Collection entries
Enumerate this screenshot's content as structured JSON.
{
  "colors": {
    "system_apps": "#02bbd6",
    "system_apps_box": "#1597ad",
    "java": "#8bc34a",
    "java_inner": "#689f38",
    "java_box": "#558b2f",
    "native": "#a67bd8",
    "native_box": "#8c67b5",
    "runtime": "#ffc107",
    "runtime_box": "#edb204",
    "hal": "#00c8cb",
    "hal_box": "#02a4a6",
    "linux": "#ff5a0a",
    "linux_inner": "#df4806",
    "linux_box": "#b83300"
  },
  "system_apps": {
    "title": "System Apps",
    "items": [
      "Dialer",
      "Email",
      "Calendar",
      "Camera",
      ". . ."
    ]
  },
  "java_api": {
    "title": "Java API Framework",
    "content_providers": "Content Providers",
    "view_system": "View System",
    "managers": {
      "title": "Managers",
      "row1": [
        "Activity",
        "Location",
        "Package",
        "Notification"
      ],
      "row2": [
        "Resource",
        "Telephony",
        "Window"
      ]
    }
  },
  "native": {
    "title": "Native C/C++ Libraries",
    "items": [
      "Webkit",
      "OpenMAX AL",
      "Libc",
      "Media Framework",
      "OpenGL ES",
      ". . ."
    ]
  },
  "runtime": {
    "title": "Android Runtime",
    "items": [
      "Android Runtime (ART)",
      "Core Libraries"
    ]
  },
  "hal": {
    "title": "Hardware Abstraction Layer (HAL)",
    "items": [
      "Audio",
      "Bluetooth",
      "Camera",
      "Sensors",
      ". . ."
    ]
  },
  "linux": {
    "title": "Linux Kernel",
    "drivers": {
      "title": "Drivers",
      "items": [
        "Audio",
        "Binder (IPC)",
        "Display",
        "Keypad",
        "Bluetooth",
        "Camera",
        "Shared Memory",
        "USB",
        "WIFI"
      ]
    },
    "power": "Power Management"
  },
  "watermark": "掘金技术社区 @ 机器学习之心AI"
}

= Work required =
Restate every line of the data word for word.

= Task solution =
Enumerate this screenshot's content as structured JSON.
{
  "colors": {
    "system_apps": "#02bbd6",
    "system_apps_box": "#1597ad",
    "java": "#8bc34a",
    "java_inner": "#689f38",
    "java_box": "#558b2f",
    "native": "#a67bd8",
    "native_box": "#8c67b5",
    "runtime": "#ffc107",
    "runtime_box": "#edb204",
    "hal": "#00c8cb",
    "hal_box": "#02a4a6",
    "linux": "#ff5a0a",
    "linux_inner": "#df4806",
    "linux_box": "#b83300"
  },
  "system_apps": {
    "title": "System Apps",
    "items": [
      "Dialer",
      "Email",
      "Calendar",
      "Camera",
      ". . ."
    ]
  },
  "java_api": {
    "title": "Java API Framework",
    "content_providers": "Content Providers",
    "view_system": "View System",
    "managers": {
      "title": "Managers",
      "row1": [
        "Activity",
        "Location",
        "Package",
        "Notification"
      ],
      "row2": [
        "Resource",
        "Telephony",
        "Window"
      ]
    }
  },
  "native": {
    "title": "Native C/C++ Libraries",
    "items": [
      "Webkit",
      "OpenMAX AL",
      "Libc",
      "Media Framework",
      "OpenGL ES",
      ". . ."
    ]
  },
  "runtime": {
    "title": "Android Runtime",
    "items": [
      "Android Runtime (ART)",
      "Core Libraries"
    ]
  },
  "hal": {
    "title": "Hardware Abstraction Layer (HAL)",
    "items": [
      "Audio",
      "Bluetooth",
      "Camera",
      "Sensors",
      ". . ."
    ]
  },
  "linux": {
    "title": "Linux Kernel",
    "drivers": {
      "title": "Drivers",
      "items": [
        "Audio",
        "Binder (IPC)",
        "Display",
        "Keypad",
        "Bluetooth",
        "Camera",
        "Shared Memory",
        "USB",
        "WIFI"
      ]
    },
    "power": "Power Management"
  },
  "watermark": "掘金技术社区 @ 机器学习之心AI"
}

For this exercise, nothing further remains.